### DESCRIPTION OF THE TASK
Quote all of the records below word for word, line by line, in their original order.

### DATASET RECORDS
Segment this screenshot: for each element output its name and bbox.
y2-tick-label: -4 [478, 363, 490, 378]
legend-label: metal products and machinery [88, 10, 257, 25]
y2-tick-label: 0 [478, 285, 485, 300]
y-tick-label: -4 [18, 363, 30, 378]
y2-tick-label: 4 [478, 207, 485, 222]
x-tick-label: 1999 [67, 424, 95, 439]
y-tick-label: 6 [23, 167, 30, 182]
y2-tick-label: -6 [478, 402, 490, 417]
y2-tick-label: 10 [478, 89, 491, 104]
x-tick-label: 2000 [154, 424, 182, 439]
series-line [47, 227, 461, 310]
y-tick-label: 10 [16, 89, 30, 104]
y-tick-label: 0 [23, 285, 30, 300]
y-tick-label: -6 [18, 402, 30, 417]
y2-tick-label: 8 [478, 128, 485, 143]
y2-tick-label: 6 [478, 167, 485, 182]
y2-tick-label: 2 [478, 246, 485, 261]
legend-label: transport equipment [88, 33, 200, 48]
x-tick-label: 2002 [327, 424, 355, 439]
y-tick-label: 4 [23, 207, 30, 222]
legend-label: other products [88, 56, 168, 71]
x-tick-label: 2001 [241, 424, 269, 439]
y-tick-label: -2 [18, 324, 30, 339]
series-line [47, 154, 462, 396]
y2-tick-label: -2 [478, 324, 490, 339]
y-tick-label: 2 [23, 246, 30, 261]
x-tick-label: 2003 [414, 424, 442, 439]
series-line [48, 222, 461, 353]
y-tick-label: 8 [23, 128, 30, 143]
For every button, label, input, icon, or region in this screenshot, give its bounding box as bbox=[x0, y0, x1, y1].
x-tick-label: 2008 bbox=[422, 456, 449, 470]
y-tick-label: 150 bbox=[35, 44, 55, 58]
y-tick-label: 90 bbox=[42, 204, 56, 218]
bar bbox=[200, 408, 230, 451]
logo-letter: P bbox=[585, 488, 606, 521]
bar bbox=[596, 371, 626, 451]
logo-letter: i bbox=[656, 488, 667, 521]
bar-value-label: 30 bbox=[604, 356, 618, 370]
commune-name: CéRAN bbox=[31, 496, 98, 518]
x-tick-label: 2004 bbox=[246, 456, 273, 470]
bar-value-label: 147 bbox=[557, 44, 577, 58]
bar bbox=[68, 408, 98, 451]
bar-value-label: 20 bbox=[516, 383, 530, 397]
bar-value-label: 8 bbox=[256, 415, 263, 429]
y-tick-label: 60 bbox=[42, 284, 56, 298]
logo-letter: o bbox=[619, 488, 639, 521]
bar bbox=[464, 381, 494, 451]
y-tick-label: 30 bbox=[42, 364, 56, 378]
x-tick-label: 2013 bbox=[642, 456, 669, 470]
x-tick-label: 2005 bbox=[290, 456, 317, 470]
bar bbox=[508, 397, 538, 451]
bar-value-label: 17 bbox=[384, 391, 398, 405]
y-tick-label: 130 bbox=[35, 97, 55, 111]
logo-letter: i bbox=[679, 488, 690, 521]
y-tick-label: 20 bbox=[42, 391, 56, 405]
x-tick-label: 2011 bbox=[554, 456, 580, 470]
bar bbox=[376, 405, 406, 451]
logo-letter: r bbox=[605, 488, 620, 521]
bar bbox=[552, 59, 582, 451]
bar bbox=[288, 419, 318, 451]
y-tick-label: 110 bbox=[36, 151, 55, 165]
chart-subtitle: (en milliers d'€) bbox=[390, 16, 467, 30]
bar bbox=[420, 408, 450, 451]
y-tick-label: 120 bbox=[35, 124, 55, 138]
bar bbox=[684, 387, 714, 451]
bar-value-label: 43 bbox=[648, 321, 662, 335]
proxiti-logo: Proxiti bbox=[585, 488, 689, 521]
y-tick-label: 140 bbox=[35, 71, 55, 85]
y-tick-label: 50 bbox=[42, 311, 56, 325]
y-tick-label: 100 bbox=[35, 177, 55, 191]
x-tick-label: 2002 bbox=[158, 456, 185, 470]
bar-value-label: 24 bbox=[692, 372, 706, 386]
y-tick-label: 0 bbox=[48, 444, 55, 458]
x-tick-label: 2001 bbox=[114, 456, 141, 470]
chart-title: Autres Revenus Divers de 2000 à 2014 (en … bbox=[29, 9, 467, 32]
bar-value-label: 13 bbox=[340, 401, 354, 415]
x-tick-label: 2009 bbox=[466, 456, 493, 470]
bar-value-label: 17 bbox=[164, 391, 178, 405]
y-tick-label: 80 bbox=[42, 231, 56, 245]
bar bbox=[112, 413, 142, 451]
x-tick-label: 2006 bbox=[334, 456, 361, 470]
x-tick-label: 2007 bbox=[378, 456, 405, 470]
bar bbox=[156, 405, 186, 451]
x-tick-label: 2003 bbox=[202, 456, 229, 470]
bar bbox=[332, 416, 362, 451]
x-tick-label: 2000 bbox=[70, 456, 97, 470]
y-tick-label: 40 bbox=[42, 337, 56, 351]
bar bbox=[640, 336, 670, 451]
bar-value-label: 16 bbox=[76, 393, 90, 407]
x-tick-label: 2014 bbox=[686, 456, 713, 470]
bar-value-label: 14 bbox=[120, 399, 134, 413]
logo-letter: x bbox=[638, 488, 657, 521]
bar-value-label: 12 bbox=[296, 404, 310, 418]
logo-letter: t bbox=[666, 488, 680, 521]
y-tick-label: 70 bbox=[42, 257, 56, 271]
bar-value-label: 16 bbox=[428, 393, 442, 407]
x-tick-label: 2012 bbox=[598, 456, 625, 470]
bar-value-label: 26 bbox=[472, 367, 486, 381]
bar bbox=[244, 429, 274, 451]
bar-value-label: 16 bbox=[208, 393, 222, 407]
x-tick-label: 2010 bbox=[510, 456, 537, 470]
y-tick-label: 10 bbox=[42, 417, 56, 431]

### RIGHT ANSWER
Segment this screenshot: for each element output its name and bbox.
y2-tick-label: -4 [478, 363, 490, 378]
legend-label: metal products and machinery [88, 10, 257, 25]
y2-tick-label: 0 [478, 285, 485, 300]
y-tick-label: -4 [18, 363, 30, 378]
y2-tick-label: 4 [478, 207, 485, 222]
x-tick-label: 1999 [67, 424, 95, 439]
y-tick-label: 6 [23, 167, 30, 182]
y2-tick-label: -6 [478, 402, 490, 417]
y2-tick-label: 10 [478, 89, 491, 104]
x-tick-label: 2000 [154, 424, 182, 439]
series-line [47, 227, 461, 310]
y-tick-label: 10 [16, 89, 30, 104]
y-tick-label: 0 [23, 285, 30, 300]
y-tick-label: -6 [18, 402, 30, 417]
y2-tick-label: 8 [478, 128, 485, 143]
y2-tick-label: 6 [478, 167, 485, 182]
y2-tick-label: 2 [478, 246, 485, 261]
legend-label: transport equipment [88, 33, 200, 48]
x-tick-label: 2002 [327, 424, 355, 439]
y-tick-label: 4 [23, 207, 30, 222]
legend-label: other products [88, 56, 168, 71]
x-tick-label: 2001 [241, 424, 269, 439]
y-tick-label: -2 [18, 324, 30, 339]
series-line [47, 154, 462, 396]
y2-tick-label: -2 [478, 324, 490, 339]
y-tick-label: 2 [23, 246, 30, 261]
x-tick-label: 2003 [414, 424, 442, 439]
series-line [48, 222, 461, 353]
y-tick-label: 8 [23, 128, 30, 143]
For every button, label, input, icon, or region in this screenshot, give its bounding box as bbox=[x0, y0, x1, y1].
x-tick-label: 2008 bbox=[422, 456, 449, 470]
y-tick-label: 150 bbox=[35, 44, 55, 58]
y-tick-label: 90 bbox=[42, 204, 56, 218]
bar bbox=[200, 408, 230, 451]
logo-letter: P bbox=[585, 488, 606, 521]
bar bbox=[596, 371, 626, 451]
logo-letter: i bbox=[656, 488, 667, 521]
bar-value-label: 30 bbox=[604, 356, 618, 370]
commune-name: CéRAN bbox=[31, 496, 98, 518]
x-tick-label: 2004 bbox=[246, 456, 273, 470]
bar-value-label: 147 bbox=[557, 44, 577, 58]
bar bbox=[68, 408, 98, 451]
bar-value-label: 20 bbox=[516, 383, 530, 397]
bar-value-label: 8 bbox=[256, 415, 263, 429]
y-tick-label: 60 bbox=[42, 284, 56, 298]
logo-letter: o bbox=[619, 488, 639, 521]
bar bbox=[464, 381, 494, 451]
y-tick-label: 30 bbox=[42, 364, 56, 378]
x-tick-label: 2013 bbox=[642, 456, 669, 470]
x-tick-label: 2005 bbox=[290, 456, 317, 470]
bar bbox=[508, 397, 538, 451]
bar-value-label: 17 bbox=[384, 391, 398, 405]
y-tick-label: 130 bbox=[35, 97, 55, 111]
logo-letter: i bbox=[679, 488, 690, 521]
y-tick-label: 20 bbox=[42, 391, 56, 405]
x-tick-label: 2011 bbox=[554, 456, 580, 470]
bar bbox=[376, 405, 406, 451]
logo-letter: r bbox=[605, 488, 620, 521]
bar bbox=[552, 59, 582, 451]
bar bbox=[288, 419, 318, 451]
y-tick-label: 110 bbox=[36, 151, 55, 165]
chart-subtitle: (en milliers d'€) bbox=[390, 16, 467, 30]
bar bbox=[420, 408, 450, 451]
y-tick-label: 120 bbox=[35, 124, 55, 138]
bar bbox=[684, 387, 714, 451]
bar-value-label: 43 bbox=[648, 321, 662, 335]
proxiti-logo: Proxiti bbox=[585, 488, 689, 521]
y-tick-label: 140 bbox=[35, 71, 55, 85]
y-tick-label: 50 bbox=[42, 311, 56, 325]
y-tick-label: 100 bbox=[35, 177, 55, 191]
x-tick-label: 2002 bbox=[158, 456, 185, 470]
bar-value-label: 24 bbox=[692, 372, 706, 386]
y-tick-label: 0 bbox=[48, 444, 55, 458]
x-tick-label: 2001 bbox=[114, 456, 141, 470]
chart-title: Autres Revenus Divers de 2000 à 2014 (en … bbox=[29, 9, 467, 32]
bar-value-label: 13 bbox=[340, 401, 354, 415]
x-tick-label: 2009 bbox=[466, 456, 493, 470]
bar-value-label: 17 bbox=[164, 391, 178, 405]
y-tick-label: 80 bbox=[42, 231, 56, 245]
bar bbox=[112, 413, 142, 451]
x-tick-label: 2006 bbox=[334, 456, 361, 470]
x-tick-label: 2007 bbox=[378, 456, 405, 470]
bar bbox=[156, 405, 186, 451]
x-tick-label: 2003 bbox=[202, 456, 229, 470]
bar bbox=[332, 416, 362, 451]
x-tick-label: 2000 bbox=[70, 456, 97, 470]
y-tick-label: 40 bbox=[42, 337, 56, 351]
bar bbox=[640, 336, 670, 451]
bar-value-label: 16 bbox=[76, 393, 90, 407]
x-tick-label: 2014 bbox=[686, 456, 713, 470]
bar-value-label: 14 bbox=[120, 399, 134, 413]
logo-letter: x bbox=[638, 488, 657, 521]
bar-value-label: 12 bbox=[296, 404, 310, 418]
logo-letter: t bbox=[666, 488, 680, 521]
y-tick-label: 70 bbox=[42, 257, 56, 271]
bar-value-label: 16 bbox=[428, 393, 442, 407]
x-tick-label: 2012 bbox=[598, 456, 625, 470]
bar-value-label: 26 bbox=[472, 367, 486, 381]
bar bbox=[244, 429, 274, 451]
bar-value-label: 16 bbox=[208, 393, 222, 407]
x-tick-label: 2010 bbox=[510, 456, 537, 470]
y-tick-label: 10 bbox=[42, 417, 56, 431]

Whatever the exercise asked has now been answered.